▼▼▼

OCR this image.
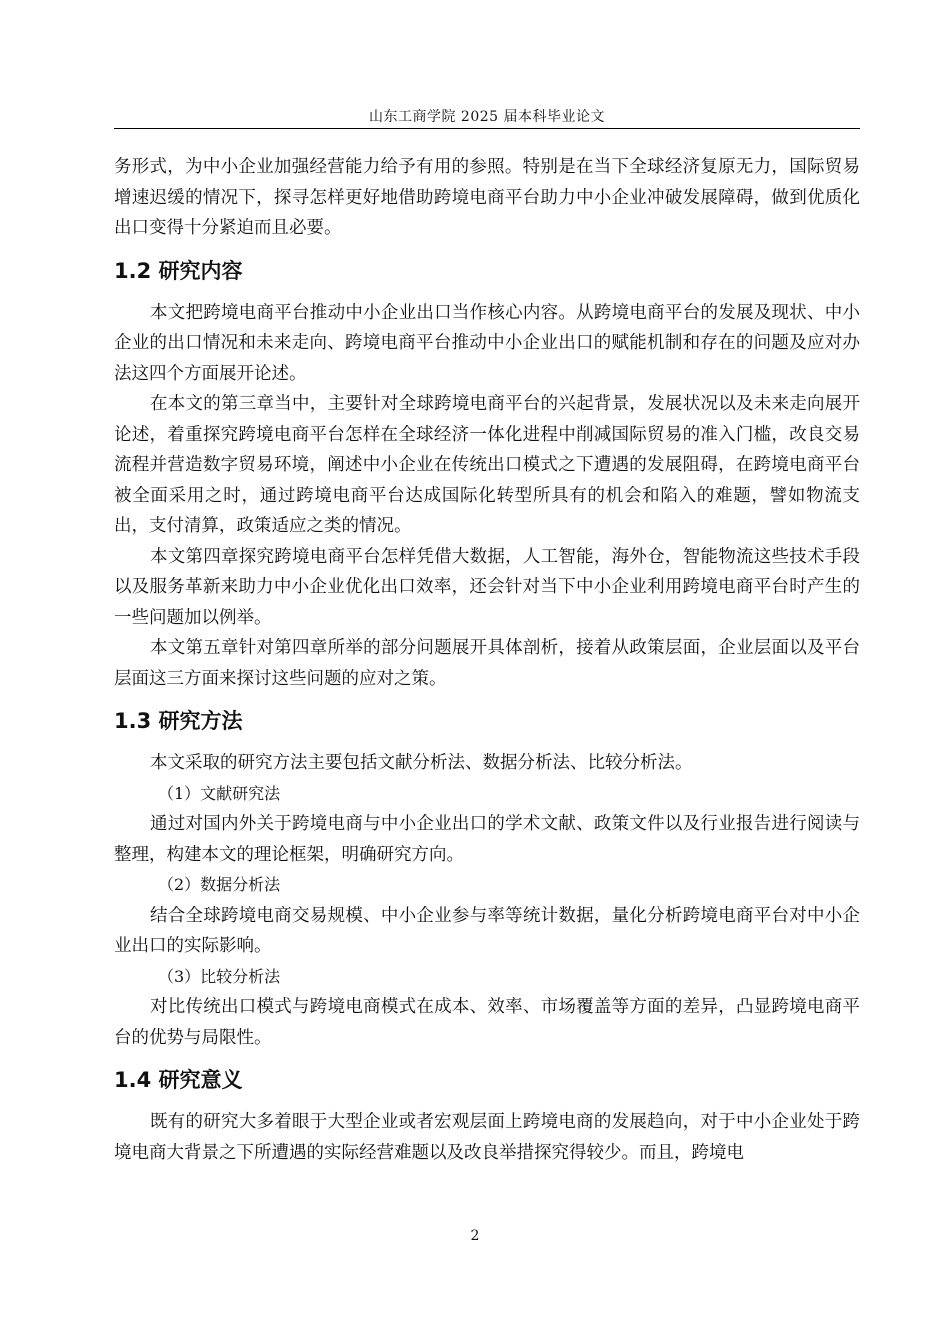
山东工商学院 2025 届本科毕业论文

务形式，为中小企业加强经营能力给予有用的参照。特别是在当下全球经济复原无力，国际贸易增速迟缓的情况下，探寻怎样更好地借助跨境电商平台助力中小企业冲破发展障碍，做到优质化出口变得十分紧迫而且必要。

1.2 研究内容

本文把跨境电商平台推动中小企业出口当作核心内容。从跨境电商平台的发展及现状、中小企业的出口情况和未来走向、跨境电商平台推动中小企业出口的赋能机制和存在的问题及应对办法这四个方面展开论述。

在本文的第三章当中，主要针对全球跨境电商平台的兴起背景，发展状况以及未来走向展开论述，着重探究跨境电商平台怎样在全球经济一体化进程中削减国际贸易的准入门槛，改良交易流程并营造数字贸易环境，阐述中小企业在传统出口模式之下遭遇的发展阻碍，在跨境电商平台被全面采用之时，通过跨境电商平台达成国际化转型所具有的机会和陷入的难题，譬如物流支出，支付清算，政策适应之类的情况。

本文第四章探究跨境电商平台怎样凭借大数据，人工智能，海外仓，智能物流这些技术手段以及服务革新来助力中小企业优化出口效率，还会针对当下中小企业利用跨境电商平台时产生的一些问题加以例举。

本文第五章针对第四章所举的部分问题展开具体剖析，接着从政策层面，企业层面以及平台层面这三方面来探讨这些问题的应对之策。

1.3 研究方法

本文采取的研究方法主要包括文献分析法、数据分析法、比较分析法。

（1）文献研究法

通过对国内外关于跨境电商与中小企业出口的学术文献、政策文件以及行业报告进行阅读与整理，构建本文的理论框架，明确研究方向。

（2）数据分析法

结合全球跨境电商交易规模、中小企业参与率等统计数据，量化分析跨境电商平台对中小企业出口的实际影响。

（3）比较分析法

对比传统出口模式与跨境电商模式在成本、效率、市场覆盖等方面的差异，凸显跨境电商平台的优势与局限性。

1.4 研究意义

既有的研究大多着眼于大型企业或者宏观层面上跨境电商的发展趋向，对于中小企业处于跨境电商大背景之下所遭遇的实际经营难题以及改良举措探究得较少。而且，跨境电

2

▲▲▲

| Short task |
Each line of the material must be retyped exactly, except that images are omitted.

| Completed exercise |
OCR this image.
山东工商学院 2025 届本科毕业论文

务形式，为中小企业加强经营能力给予有用的参照。特别是在当下全球经济复原无力，国际贸易增速迟缓的情况下，探寻怎样更好地借助跨境电商平台助力中小企业冲破发展障碍，做到优质化出口变得十分紧迫而且必要。

1.2 研究内容

本文把跨境电商平台推动中小企业出口当作核心内容。从跨境电商平台的发展及现状、中小企业的出口情况和未来走向、跨境电商平台推动中小企业出口的赋能机制和存在的问题及应对办法这四个方面展开论述。

在本文的第三章当中，主要针对全球跨境电商平台的兴起背景，发展状况以及未来走向展开论述，着重探究跨境电商平台怎样在全球经济一体化进程中削减国际贸易的准入门槛，改良交易流程并营造数字贸易环境，阐述中小企业在传统出口模式之下遭遇的发展阻碍，在跨境电商平台被全面采用之时，通过跨境电商平台达成国际化转型所具有的机会和陷入的难题，譬如物流支出，支付清算，政策适应之类的情况。

本文第四章探究跨境电商平台怎样凭借大数据，人工智能，海外仓，智能物流这些技术手段以及服务革新来助力中小企业优化出口效率，还会针对当下中小企业利用跨境电商平台时产生的一些问题加以例举。

本文第五章针对第四章所举的部分问题展开具体剖析，接着从政策层面，企业层面以及平台层面这三方面来探讨这些问题的应对之策。

1.3 研究方法

本文采取的研究方法主要包括文献分析法、数据分析法、比较分析法。

（1）文献研究法

通过对国内外关于跨境电商与中小企业出口的学术文献、政策文件以及行业报告进行阅读与整理，构建本文的理论框架，明确研究方向。

（2）数据分析法

结合全球跨境电商交易规模、中小企业参与率等统计数据，量化分析跨境电商平台对中小企业出口的实际影响。

（3）比较分析法

对比传统出口模式与跨境电商模式在成本、效率、市场覆盖等方面的差异，凸显跨境电商平台的优势与局限性。

1.4 研究意义

既有的研究大多着眼于大型企业或者宏观层面上跨境电商的发展趋向，对于中小企业处于跨境电商大背景之下所遭遇的实际经营难题以及改良举措探究得较少。而且，跨境电

2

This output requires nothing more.